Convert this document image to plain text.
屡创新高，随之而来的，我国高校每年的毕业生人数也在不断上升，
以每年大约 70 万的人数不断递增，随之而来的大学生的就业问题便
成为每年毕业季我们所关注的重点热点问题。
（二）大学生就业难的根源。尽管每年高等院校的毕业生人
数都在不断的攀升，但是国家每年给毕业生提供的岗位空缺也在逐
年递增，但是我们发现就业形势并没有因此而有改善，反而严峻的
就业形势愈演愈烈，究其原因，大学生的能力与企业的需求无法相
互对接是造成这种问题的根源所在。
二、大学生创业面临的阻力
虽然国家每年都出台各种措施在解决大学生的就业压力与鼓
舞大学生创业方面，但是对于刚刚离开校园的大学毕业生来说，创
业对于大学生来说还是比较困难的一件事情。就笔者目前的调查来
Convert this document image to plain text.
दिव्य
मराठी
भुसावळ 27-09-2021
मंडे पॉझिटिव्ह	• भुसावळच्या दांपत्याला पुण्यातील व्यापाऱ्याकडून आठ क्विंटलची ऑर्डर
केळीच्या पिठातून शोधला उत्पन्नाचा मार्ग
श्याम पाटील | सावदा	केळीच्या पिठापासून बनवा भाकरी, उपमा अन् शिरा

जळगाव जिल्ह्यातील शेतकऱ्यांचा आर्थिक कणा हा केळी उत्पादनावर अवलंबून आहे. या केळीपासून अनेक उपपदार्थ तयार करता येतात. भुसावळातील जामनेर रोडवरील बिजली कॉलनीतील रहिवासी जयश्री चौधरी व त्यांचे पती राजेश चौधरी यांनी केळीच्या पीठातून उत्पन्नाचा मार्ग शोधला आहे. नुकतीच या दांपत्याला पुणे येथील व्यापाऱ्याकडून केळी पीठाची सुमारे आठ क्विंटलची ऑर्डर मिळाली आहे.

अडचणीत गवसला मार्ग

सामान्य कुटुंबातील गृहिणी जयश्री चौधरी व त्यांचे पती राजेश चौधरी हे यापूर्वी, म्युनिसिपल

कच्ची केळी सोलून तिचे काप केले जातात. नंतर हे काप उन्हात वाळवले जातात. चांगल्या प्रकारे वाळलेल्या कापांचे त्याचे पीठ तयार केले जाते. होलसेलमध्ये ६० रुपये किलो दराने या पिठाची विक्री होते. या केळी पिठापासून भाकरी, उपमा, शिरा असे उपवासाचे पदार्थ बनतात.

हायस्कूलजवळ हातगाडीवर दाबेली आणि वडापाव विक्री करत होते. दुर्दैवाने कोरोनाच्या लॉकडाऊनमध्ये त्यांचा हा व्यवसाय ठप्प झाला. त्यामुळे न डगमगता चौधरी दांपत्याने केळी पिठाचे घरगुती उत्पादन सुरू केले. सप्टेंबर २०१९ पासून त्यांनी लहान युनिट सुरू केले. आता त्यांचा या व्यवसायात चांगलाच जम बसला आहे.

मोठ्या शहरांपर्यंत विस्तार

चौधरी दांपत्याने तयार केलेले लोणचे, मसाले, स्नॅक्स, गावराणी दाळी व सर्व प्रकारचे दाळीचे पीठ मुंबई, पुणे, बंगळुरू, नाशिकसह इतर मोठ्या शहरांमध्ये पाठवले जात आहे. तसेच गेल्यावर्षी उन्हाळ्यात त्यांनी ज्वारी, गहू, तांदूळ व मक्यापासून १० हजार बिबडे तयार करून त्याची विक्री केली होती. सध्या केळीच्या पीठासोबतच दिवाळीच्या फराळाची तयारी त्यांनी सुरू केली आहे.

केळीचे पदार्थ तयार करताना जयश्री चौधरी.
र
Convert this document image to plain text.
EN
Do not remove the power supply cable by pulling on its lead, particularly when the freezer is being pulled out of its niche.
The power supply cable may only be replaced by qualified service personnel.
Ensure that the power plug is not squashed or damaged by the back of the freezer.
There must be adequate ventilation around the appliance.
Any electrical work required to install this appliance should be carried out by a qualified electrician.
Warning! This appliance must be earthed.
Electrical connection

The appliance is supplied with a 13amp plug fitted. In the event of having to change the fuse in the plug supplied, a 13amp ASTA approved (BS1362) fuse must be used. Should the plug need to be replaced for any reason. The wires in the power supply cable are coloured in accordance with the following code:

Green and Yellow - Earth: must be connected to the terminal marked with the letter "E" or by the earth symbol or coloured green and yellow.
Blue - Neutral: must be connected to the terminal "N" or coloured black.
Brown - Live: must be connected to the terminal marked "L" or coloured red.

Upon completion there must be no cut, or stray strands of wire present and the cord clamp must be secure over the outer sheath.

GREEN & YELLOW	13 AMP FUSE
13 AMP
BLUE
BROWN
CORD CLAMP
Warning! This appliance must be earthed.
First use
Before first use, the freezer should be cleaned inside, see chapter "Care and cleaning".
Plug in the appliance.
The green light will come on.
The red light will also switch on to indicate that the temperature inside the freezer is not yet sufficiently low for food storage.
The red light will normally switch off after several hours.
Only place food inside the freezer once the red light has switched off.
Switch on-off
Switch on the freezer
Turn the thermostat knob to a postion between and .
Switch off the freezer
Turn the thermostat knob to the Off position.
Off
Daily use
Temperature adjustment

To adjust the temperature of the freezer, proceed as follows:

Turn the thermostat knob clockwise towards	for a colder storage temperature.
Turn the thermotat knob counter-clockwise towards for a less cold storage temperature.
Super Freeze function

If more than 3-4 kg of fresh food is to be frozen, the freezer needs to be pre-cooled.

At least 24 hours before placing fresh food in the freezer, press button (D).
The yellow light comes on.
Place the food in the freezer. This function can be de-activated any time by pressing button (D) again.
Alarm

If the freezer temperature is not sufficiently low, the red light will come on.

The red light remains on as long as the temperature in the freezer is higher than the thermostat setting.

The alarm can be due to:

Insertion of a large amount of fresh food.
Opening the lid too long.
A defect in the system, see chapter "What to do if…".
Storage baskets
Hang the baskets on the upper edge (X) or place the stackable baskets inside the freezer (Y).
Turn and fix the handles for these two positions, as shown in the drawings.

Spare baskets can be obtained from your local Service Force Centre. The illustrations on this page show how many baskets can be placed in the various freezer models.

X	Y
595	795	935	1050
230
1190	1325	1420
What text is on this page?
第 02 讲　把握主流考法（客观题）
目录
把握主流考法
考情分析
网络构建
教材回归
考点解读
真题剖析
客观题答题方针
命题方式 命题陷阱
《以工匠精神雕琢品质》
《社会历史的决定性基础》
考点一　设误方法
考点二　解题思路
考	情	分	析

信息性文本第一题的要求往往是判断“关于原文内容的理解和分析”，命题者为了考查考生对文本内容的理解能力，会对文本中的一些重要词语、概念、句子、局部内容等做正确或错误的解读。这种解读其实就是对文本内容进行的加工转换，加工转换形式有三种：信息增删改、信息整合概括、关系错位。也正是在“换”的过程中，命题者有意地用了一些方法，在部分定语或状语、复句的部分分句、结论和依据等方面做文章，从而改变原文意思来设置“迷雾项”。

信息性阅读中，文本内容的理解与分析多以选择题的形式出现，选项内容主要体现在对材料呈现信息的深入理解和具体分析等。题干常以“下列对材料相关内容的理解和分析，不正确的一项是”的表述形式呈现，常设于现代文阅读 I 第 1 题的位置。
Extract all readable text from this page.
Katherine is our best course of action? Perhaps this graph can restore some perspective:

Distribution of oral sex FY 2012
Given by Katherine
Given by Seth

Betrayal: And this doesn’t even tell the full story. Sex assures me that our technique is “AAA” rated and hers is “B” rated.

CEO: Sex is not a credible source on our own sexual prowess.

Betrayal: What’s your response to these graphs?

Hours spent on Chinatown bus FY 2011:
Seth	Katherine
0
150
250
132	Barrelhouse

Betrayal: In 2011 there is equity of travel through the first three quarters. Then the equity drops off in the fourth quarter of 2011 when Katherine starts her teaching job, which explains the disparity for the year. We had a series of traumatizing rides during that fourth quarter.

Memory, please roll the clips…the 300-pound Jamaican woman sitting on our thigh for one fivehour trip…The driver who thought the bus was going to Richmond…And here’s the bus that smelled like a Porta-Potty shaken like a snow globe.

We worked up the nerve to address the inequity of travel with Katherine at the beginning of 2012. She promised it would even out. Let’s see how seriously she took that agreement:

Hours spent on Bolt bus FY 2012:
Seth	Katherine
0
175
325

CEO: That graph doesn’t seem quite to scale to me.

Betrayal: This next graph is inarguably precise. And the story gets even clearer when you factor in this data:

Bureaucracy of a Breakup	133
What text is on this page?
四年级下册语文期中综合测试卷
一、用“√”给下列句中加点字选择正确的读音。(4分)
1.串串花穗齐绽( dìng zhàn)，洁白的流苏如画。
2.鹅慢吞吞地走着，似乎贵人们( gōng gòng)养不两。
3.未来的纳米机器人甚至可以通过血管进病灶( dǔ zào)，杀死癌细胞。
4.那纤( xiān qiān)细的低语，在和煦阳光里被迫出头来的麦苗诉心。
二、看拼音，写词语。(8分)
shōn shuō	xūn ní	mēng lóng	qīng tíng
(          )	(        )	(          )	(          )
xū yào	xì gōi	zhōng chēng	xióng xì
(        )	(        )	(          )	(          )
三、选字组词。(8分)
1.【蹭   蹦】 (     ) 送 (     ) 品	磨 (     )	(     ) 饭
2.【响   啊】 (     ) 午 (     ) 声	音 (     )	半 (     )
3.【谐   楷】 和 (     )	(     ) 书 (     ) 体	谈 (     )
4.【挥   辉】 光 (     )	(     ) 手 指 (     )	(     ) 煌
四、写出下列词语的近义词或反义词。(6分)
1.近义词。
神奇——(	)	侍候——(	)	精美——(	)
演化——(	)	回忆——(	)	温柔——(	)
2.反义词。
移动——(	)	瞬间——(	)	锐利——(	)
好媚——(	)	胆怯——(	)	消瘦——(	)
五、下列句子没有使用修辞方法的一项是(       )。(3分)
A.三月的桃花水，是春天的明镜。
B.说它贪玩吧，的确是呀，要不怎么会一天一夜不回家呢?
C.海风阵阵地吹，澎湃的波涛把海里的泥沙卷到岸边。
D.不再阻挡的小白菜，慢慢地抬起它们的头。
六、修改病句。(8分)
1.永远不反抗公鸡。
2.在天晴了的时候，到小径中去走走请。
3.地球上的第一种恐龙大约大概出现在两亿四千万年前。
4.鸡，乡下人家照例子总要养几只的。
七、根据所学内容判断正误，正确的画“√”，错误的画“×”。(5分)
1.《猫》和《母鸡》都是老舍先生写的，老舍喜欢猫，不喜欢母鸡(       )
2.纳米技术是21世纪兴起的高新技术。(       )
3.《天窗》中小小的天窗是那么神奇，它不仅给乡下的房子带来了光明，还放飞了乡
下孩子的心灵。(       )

● ● ● ●

Short problem
How many lines in the records above contain the word "What"? Reply with the number and nothing more.

Correct answer
4